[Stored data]
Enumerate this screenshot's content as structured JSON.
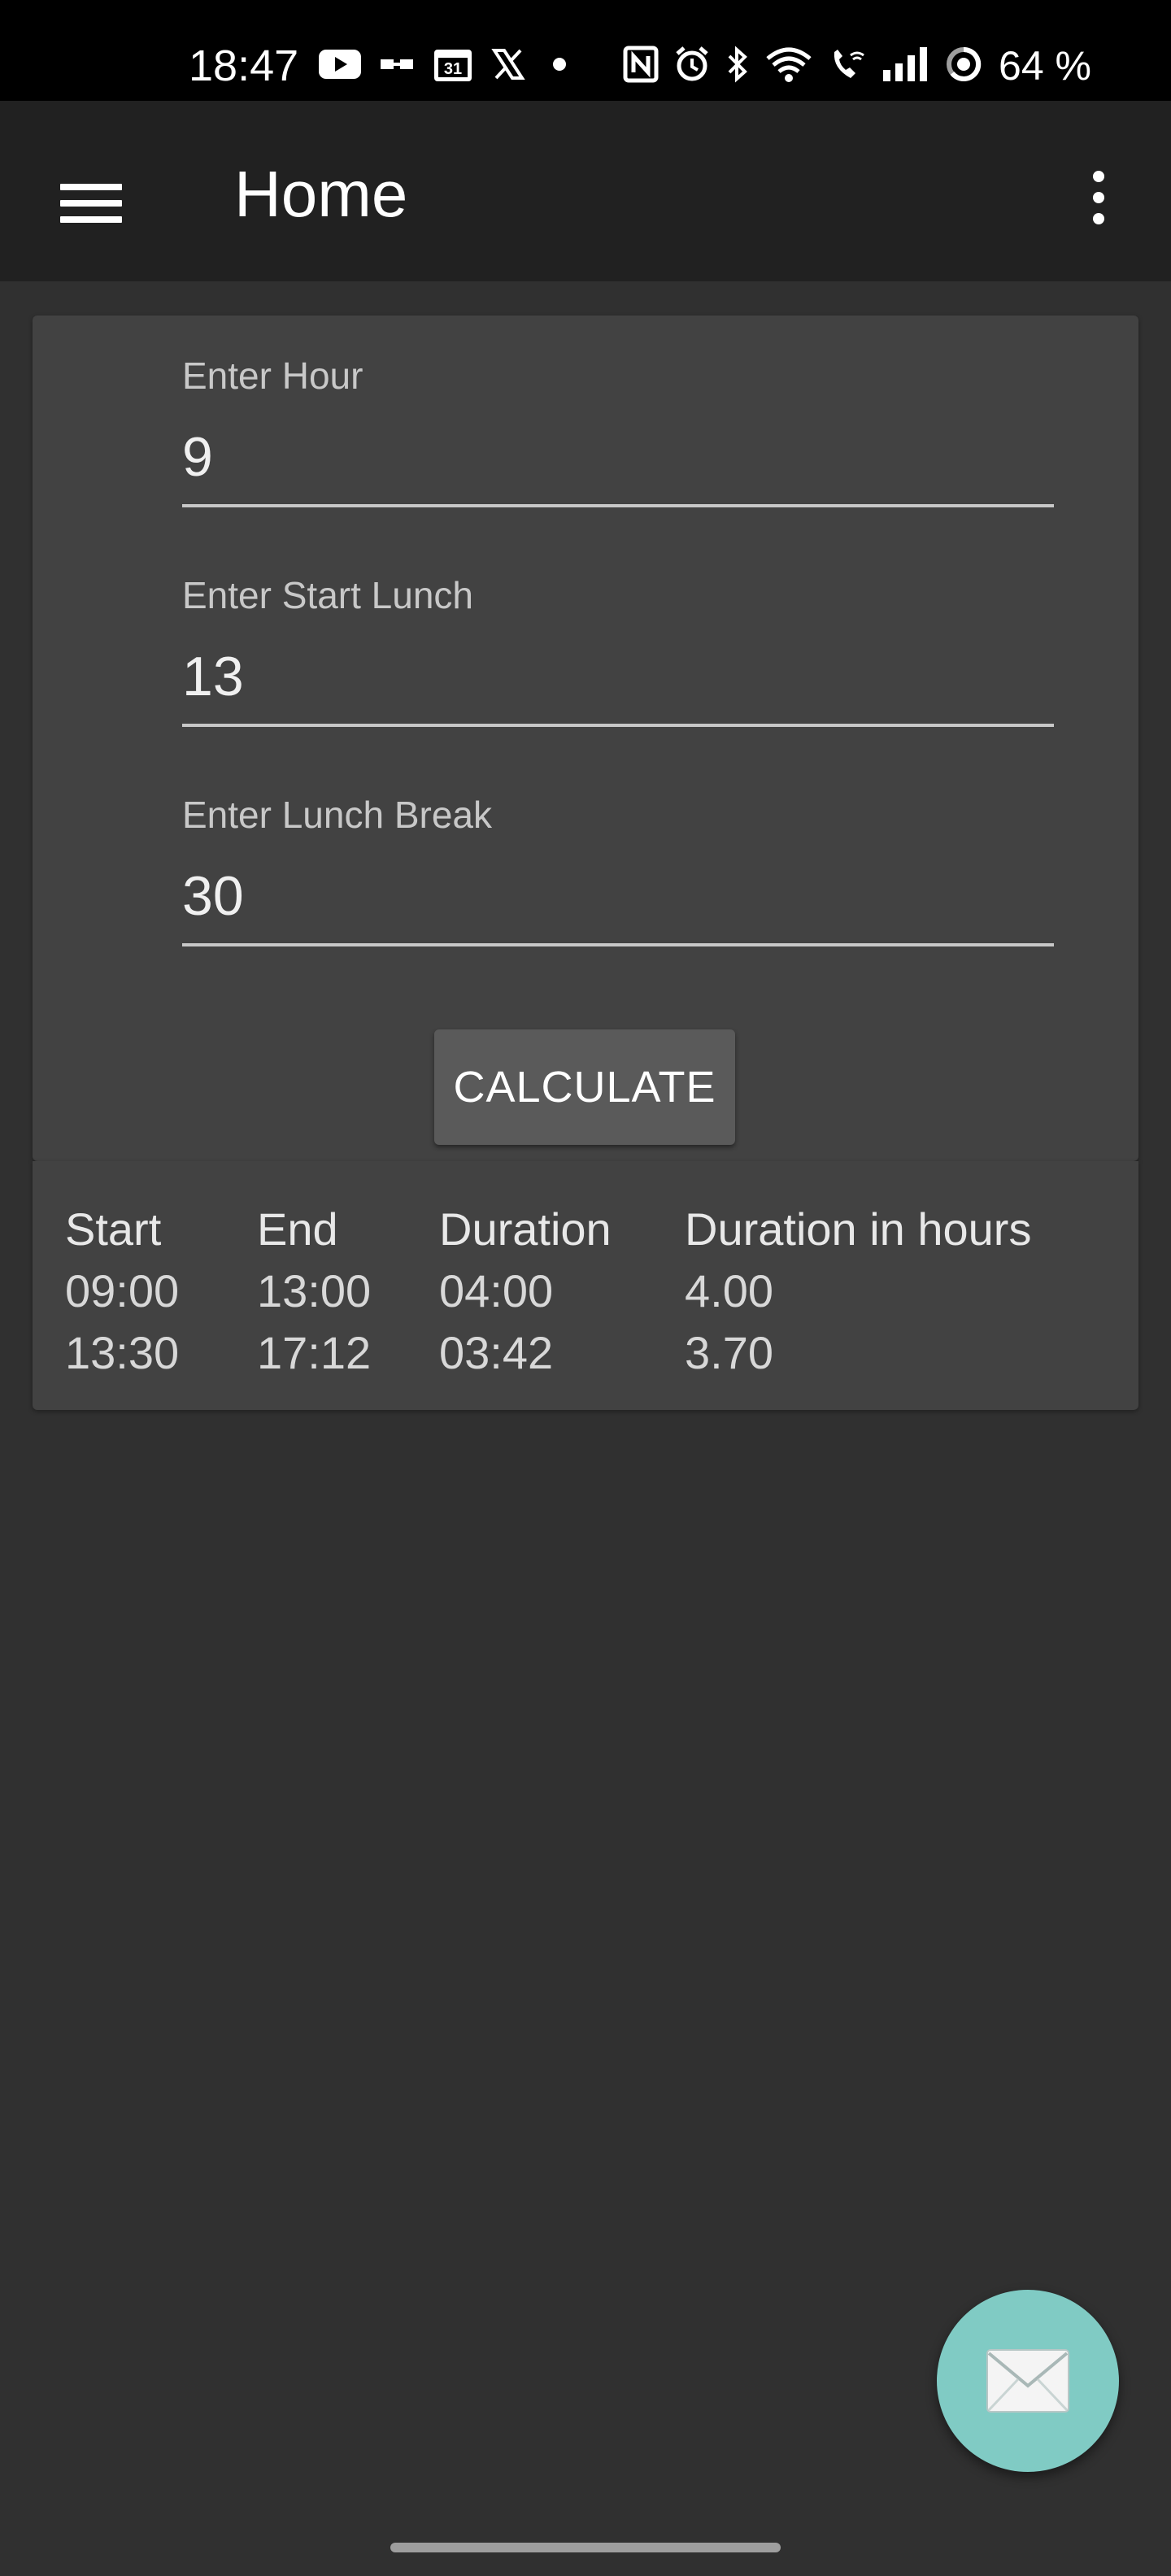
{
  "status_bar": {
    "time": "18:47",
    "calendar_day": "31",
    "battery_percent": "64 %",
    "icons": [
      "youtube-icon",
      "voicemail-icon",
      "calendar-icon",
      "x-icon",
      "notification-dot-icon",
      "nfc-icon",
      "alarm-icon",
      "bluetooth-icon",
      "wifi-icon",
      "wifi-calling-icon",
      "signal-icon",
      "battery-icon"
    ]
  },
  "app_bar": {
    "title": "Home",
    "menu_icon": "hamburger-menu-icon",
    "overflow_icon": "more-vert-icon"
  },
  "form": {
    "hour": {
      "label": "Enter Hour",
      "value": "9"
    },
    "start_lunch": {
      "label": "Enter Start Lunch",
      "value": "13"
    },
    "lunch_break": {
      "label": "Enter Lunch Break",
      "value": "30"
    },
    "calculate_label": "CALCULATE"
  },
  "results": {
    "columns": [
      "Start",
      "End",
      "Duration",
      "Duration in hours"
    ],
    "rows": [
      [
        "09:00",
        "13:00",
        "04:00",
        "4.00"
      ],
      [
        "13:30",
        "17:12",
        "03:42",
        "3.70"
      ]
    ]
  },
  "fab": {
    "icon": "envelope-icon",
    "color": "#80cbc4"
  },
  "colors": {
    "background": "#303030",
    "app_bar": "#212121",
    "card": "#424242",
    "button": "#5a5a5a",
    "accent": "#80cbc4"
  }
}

**WORK TO COMPLETE**
Transcribe the records verbatim and omit the images.

**RESULT OF THIS TASK**
Enumerate this screenshot's content as structured JSON.
{
  "status_bar": {
    "time": "18:47",
    "calendar_day": "31",
    "battery_percent": "64 %",
    "icons": [
      "youtube-icon",
      "voicemail-icon",
      "calendar-icon",
      "x-icon",
      "notification-dot-icon",
      "nfc-icon",
      "alarm-icon",
      "bluetooth-icon",
      "wifi-icon",
      "wifi-calling-icon",
      "signal-icon",
      "battery-icon"
    ]
  },
  "app_bar": {
    "title": "Home",
    "menu_icon": "hamburger-menu-icon",
    "overflow_icon": "more-vert-icon"
  },
  "form": {
    "hour": {
      "label": "Enter Hour",
      "value": "9"
    },
    "start_lunch": {
      "label": "Enter Start Lunch",
      "value": "13"
    },
    "lunch_break": {
      "label": "Enter Lunch Break",
      "value": "30"
    },
    "calculate_label": "CALCULATE"
  },
  "results": {
    "columns": [
      "Start",
      "End",
      "Duration",
      "Duration in hours"
    ],
    "rows": [
      [
        "09:00",
        "13:00",
        "04:00",
        "4.00"
      ],
      [
        "13:30",
        "17:12",
        "03:42",
        "3.70"
      ]
    ]
  },
  "fab": {
    "icon": "envelope-icon",
    "color": "#80cbc4"
  },
  "colors": {
    "background": "#303030",
    "app_bar": "#212121",
    "card": "#424242",
    "button": "#5a5a5a",
    "accent": "#80cbc4"
  }
}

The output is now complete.